Directions:
Transcribe the records that follow in their entirety, omitting any pictures.

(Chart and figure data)

※

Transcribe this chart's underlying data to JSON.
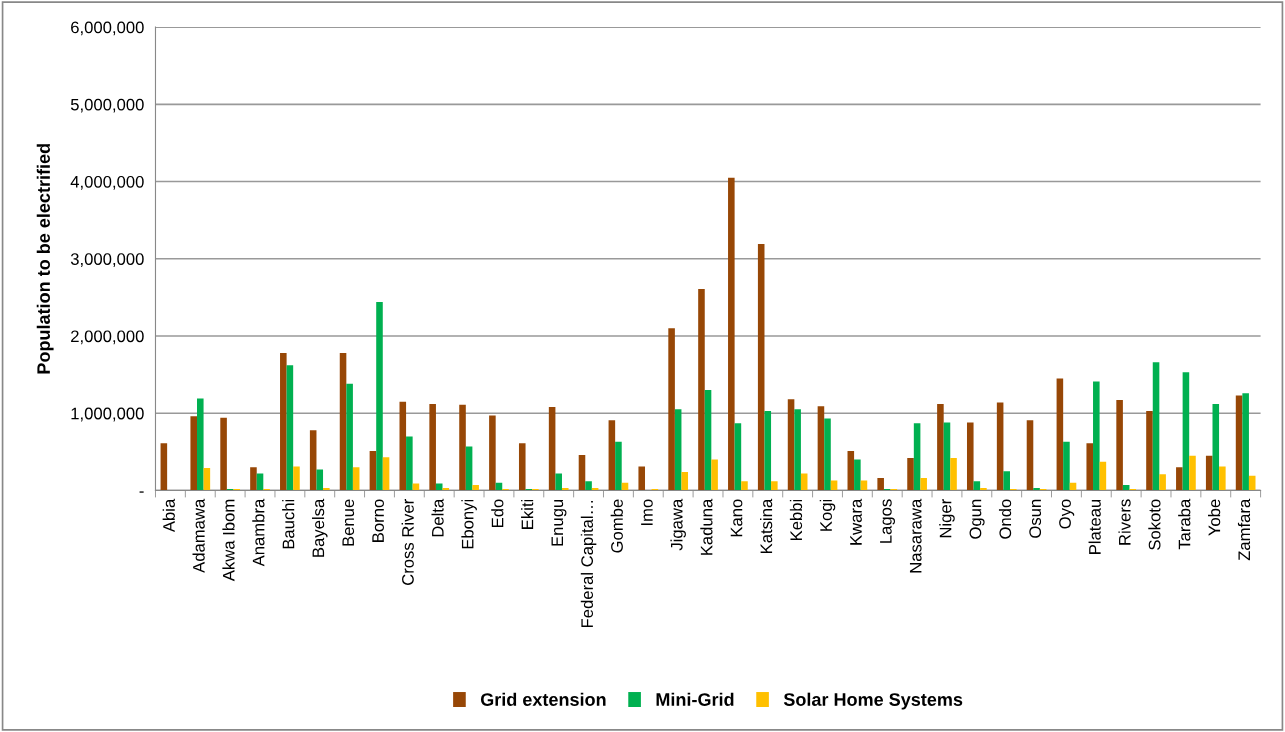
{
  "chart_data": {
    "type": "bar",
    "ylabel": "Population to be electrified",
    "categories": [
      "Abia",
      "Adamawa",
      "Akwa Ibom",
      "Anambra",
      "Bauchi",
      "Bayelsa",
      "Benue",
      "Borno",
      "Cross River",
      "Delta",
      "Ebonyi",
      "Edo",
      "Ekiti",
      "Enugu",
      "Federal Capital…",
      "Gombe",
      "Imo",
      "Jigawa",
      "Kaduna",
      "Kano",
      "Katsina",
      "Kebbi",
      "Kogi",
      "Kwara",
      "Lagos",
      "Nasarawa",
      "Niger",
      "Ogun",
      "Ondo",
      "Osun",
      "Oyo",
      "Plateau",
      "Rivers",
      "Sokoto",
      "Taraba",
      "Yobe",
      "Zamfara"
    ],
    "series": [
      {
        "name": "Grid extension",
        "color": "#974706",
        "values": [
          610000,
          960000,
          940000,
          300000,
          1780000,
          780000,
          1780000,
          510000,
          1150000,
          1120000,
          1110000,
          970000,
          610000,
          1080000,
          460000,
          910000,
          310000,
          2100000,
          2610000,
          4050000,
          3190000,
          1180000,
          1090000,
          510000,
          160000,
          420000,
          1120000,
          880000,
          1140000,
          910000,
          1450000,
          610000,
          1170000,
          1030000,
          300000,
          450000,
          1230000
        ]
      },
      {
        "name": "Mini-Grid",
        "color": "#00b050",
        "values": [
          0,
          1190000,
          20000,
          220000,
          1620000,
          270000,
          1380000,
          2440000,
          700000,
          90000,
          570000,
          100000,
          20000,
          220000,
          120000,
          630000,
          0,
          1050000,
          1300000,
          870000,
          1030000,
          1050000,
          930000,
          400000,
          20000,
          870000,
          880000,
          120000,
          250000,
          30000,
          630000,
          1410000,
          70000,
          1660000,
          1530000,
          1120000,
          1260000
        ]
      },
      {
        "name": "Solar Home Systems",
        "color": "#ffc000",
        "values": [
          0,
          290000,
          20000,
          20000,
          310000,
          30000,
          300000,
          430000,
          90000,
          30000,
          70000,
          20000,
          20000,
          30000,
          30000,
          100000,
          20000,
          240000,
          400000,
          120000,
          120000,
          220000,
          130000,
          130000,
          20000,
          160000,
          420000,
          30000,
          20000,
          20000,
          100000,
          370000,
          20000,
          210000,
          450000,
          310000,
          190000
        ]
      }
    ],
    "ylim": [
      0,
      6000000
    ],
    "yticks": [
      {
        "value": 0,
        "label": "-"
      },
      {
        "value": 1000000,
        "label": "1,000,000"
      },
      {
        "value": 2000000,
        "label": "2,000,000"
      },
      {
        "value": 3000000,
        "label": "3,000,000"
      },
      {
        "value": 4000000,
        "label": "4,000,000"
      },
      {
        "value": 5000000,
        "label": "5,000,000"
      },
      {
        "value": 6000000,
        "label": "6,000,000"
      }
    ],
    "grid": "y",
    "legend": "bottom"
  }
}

※

Solution to this exercise:
Transcribe this chart's underlying data to JSON.
{
  "chart_data": {
    "type": "bar",
    "ylabel": "Population to be electrified",
    "categories": [
      "Abia",
      "Adamawa",
      "Akwa Ibom",
      "Anambra",
      "Bauchi",
      "Bayelsa",
      "Benue",
      "Borno",
      "Cross River",
      "Delta",
      "Ebonyi",
      "Edo",
      "Ekiti",
      "Enugu",
      "Federal Capital…",
      "Gombe",
      "Imo",
      "Jigawa",
      "Kaduna",
      "Kano",
      "Katsina",
      "Kebbi",
      "Kogi",
      "Kwara",
      "Lagos",
      "Nasarawa",
      "Niger",
      "Ogun",
      "Ondo",
      "Osun",
      "Oyo",
      "Plateau",
      "Rivers",
      "Sokoto",
      "Taraba",
      "Yobe",
      "Zamfara"
    ],
    "series": [
      {
        "name": "Grid extension",
        "color": "#974706",
        "values": [
          610000,
          960000,
          940000,
          300000,
          1780000,
          780000,
          1780000,
          510000,
          1150000,
          1120000,
          1110000,
          970000,
          610000,
          1080000,
          460000,
          910000,
          310000,
          2100000,
          2610000,
          4050000,
          3190000,
          1180000,
          1090000,
          510000,
          160000,
          420000,
          1120000,
          880000,
          1140000,
          910000,
          1450000,
          610000,
          1170000,
          1030000,
          300000,
          450000,
          1230000
        ]
      },
      {
        "name": "Mini-Grid",
        "color": "#00b050",
        "values": [
          0,
          1190000,
          20000,
          220000,
          1620000,
          270000,
          1380000,
          2440000,
          700000,
          90000,
          570000,
          100000,
          20000,
          220000,
          120000,
          630000,
          0,
          1050000,
          1300000,
          870000,
          1030000,
          1050000,
          930000,
          400000,
          20000,
          870000,
          880000,
          120000,
          250000,
          30000,
          630000,
          1410000,
          70000,
          1660000,
          1530000,
          1120000,
          1260000
        ]
      },
      {
        "name": "Solar Home Systems",
        "color": "#ffc000",
        "values": [
          0,
          290000,
          20000,
          20000,
          310000,
          30000,
          300000,
          430000,
          90000,
          30000,
          70000,
          20000,
          20000,
          30000,
          30000,
          100000,
          20000,
          240000,
          400000,
          120000,
          120000,
          220000,
          130000,
          130000,
          20000,
          160000,
          420000,
          30000,
          20000,
          20000,
          100000,
          370000,
          20000,
          210000,
          450000,
          310000,
          190000
        ]
      }
    ],
    "ylim": [
      0,
      6000000
    ],
    "yticks": [
      {
        "value": 0,
        "label": "-"
      },
      {
        "value": 1000000,
        "label": "1,000,000"
      },
      {
        "value": 2000000,
        "label": "2,000,000"
      },
      {
        "value": 3000000,
        "label": "3,000,000"
      },
      {
        "value": 4000000,
        "label": "4,000,000"
      },
      {
        "value": 5000000,
        "label": "5,000,000"
      },
      {
        "value": 6000000,
        "label": "6,000,000"
      }
    ],
    "grid": "y",
    "legend": "bottom"
  }
}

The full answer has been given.